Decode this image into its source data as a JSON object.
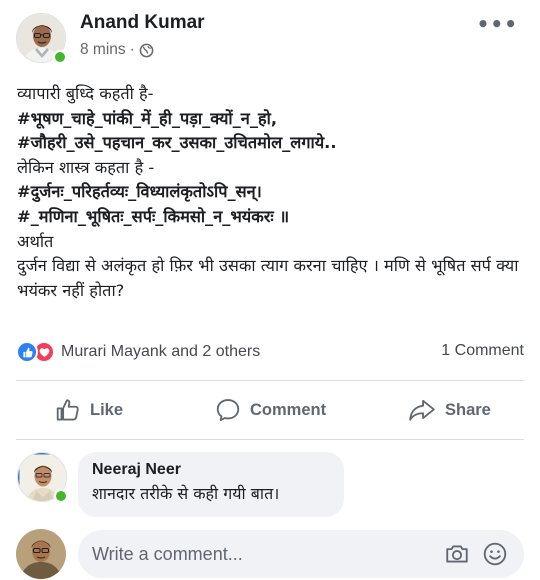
{
  "post": {
    "author": "Anand Kumar",
    "time": "8 mins",
    "separator": "·",
    "privacy_icon": "globe-icon",
    "more_icon": "•••",
    "text_lines": {
      "l1": "व्यापारी बुध्दि कहती है-",
      "l2": "#भूषण_चाहे_पांकी_में_ही_पड़ा_क्यों_न_हो,",
      "l3": "#जौहरी_उसे_पहचान_कर_उसका_उचितमोल_लगाये..",
      "l4": "लेकिन शास्त्र कहता है -",
      "l5": "#दुर्जनः_परिहर्तव्यः_विध्यालंकृतोऽपि_सन्।",
      "l6": "#_मणिना_भूषितः_सर्पः_किमसो_न_भयंकरः ॥",
      "l7": "अर्थात",
      "l8": "दुर्जन विद्या से अलंकृत हो फ़िर भी उसका त्याग करना चाहिए । मणि से भूषित सर्प क्या भयंकर नहीं होता?"
    }
  },
  "reactions": {
    "icons": [
      "like-reaction-icon",
      "love-reaction-icon"
    ],
    "summary": "Murari Mayank and 2 others",
    "comments_count": "1 Comment"
  },
  "actions": {
    "like": "Like",
    "comment": "Comment",
    "share": "Share"
  },
  "comment": {
    "author": "Neeraj Neer",
    "text": "शानदार तरीके से कही गयी बात।"
  },
  "composer": {
    "placeholder": "Write a comment...",
    "icons": [
      "camera-icon",
      "smile-icon"
    ]
  },
  "colors": {
    "text": "#1c1e21",
    "secondary": "#65676b",
    "online": "#42b72a",
    "like_blue": "#2e81f4",
    "love_red": "#f33e58",
    "bubble": "#f0f2f5",
    "divider": "#dadde1"
  }
}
━━━━━━
Required task: Go through the listing above and return every line where the word "author" occurs.

Solution to the problem:
    "author": "Anand Kumar",
    "author": "Neeraj Neer",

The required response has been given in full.